# [EXERCISE]
Check the listing below for lines with the word "Auszug" and say how many there are, with nothing but the number.

# [MATERIAL FOR THE TASK]
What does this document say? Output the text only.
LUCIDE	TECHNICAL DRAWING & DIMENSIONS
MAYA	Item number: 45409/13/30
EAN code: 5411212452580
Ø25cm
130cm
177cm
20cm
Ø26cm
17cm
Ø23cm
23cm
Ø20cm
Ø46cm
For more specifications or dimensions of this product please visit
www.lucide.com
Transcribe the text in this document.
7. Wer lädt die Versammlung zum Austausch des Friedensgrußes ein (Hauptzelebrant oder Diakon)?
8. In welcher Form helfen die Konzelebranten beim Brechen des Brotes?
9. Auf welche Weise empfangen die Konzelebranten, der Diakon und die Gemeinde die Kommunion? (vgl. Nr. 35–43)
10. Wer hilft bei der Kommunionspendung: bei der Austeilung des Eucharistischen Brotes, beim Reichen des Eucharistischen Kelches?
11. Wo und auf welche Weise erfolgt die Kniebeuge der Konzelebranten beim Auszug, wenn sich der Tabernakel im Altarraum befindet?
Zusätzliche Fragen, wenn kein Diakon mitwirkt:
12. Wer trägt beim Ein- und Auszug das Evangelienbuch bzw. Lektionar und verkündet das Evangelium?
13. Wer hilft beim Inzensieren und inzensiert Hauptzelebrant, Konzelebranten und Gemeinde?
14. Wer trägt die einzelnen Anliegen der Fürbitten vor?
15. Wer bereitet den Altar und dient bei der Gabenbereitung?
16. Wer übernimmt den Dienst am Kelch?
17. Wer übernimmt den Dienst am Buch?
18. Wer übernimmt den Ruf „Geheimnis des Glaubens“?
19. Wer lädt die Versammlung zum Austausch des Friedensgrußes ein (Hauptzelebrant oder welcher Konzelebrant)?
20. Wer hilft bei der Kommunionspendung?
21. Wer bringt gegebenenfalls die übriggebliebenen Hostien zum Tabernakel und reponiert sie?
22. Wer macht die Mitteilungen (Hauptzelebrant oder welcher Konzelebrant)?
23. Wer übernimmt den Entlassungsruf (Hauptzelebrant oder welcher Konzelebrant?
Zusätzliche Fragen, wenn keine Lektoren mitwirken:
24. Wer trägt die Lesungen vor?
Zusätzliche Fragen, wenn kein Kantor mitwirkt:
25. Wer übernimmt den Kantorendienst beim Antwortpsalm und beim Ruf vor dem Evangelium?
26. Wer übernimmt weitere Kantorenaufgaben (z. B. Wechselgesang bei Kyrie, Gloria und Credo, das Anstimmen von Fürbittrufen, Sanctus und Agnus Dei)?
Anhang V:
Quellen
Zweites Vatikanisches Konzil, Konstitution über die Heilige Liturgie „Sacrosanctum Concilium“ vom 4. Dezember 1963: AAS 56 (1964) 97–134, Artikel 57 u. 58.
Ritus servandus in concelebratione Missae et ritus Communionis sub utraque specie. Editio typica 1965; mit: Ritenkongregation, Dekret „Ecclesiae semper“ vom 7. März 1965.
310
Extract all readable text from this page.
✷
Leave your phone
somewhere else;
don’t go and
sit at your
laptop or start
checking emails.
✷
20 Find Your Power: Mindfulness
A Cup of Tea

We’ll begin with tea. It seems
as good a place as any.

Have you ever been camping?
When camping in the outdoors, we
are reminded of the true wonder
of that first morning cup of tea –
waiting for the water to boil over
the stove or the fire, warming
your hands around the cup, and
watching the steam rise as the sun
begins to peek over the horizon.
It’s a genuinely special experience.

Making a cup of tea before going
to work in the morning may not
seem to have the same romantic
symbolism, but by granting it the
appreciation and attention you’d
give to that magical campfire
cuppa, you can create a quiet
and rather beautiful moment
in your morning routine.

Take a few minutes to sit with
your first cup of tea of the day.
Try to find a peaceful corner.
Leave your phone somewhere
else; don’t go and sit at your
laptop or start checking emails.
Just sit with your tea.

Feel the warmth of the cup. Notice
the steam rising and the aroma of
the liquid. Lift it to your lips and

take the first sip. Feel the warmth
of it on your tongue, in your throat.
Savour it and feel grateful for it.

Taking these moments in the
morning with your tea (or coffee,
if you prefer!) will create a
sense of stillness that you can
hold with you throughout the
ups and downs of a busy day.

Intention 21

# [SOLUTION FOR THIS PROBLEM]
2